### Work to be completed
Can you reproduce the material below word for word, leaving out the pictures?

### Data for the task

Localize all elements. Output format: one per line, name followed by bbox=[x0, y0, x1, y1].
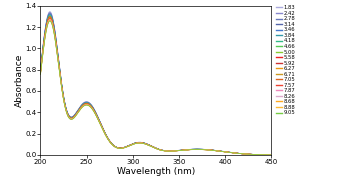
Y-axis label: Absorbance: Absorbance bbox=[15, 54, 24, 107]
Legend: 1.83, 2.42, 2.78, 3.14, 3.46, 3.84, 4.18, 4.66, 5.00, 5.58, 5.92, 6.27, 6.71, 7.: 1.83, 2.42, 2.78, 3.14, 3.46, 3.84, 4.18… bbox=[276, 5, 295, 115]
X-axis label: Wavelength (nm): Wavelength (nm) bbox=[117, 167, 195, 176]
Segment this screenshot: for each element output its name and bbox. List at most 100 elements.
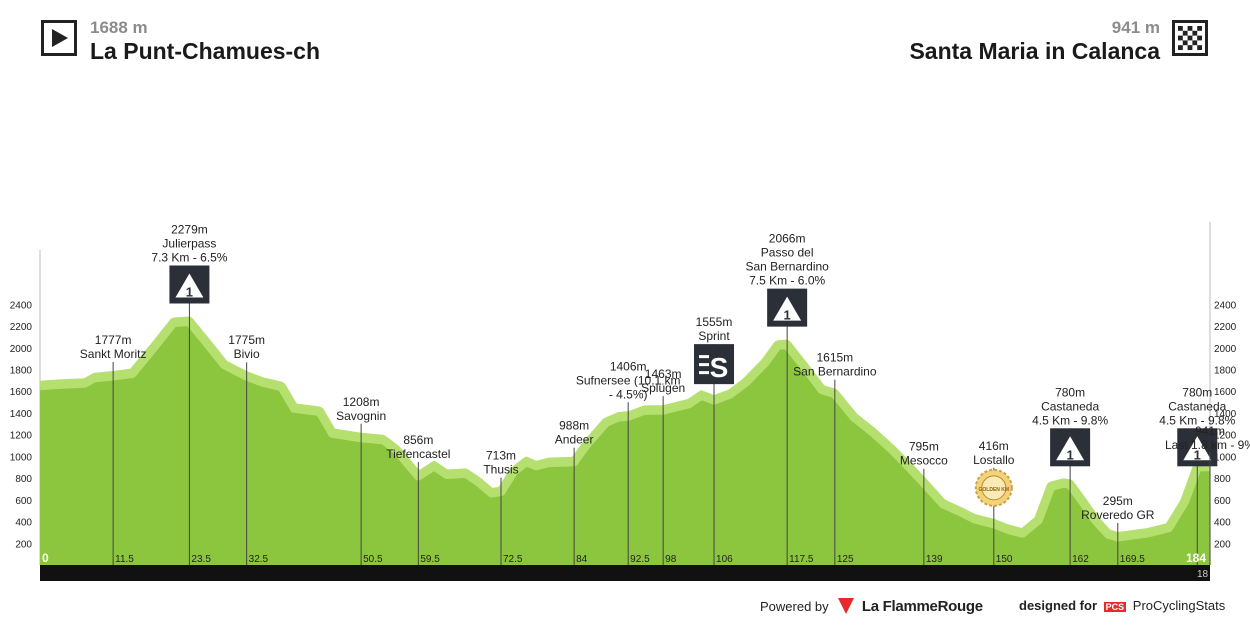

### Task response
Localize all elements. Output format: one per line, name followed by bbox=[x0, y0, x1, y1].
Y-axis label: Absorbance: Absorbance bbox=[15, 54, 24, 107]
Legend: 1.83, 2.42, 2.78, 3.14, 3.46, 3.84, 4.18, 4.66, 5.00, 5.58, 5.92, 6.27, 6.71, 7.: 1.83, 2.42, 2.78, 3.14, 3.46, 3.84, 4.18… bbox=[276, 5, 295, 115]
X-axis label: Wavelength (nm): Wavelength (nm) bbox=[117, 167, 195, 176]
Segment this screenshot: for each element output its name and bbox. List at most 100 elements.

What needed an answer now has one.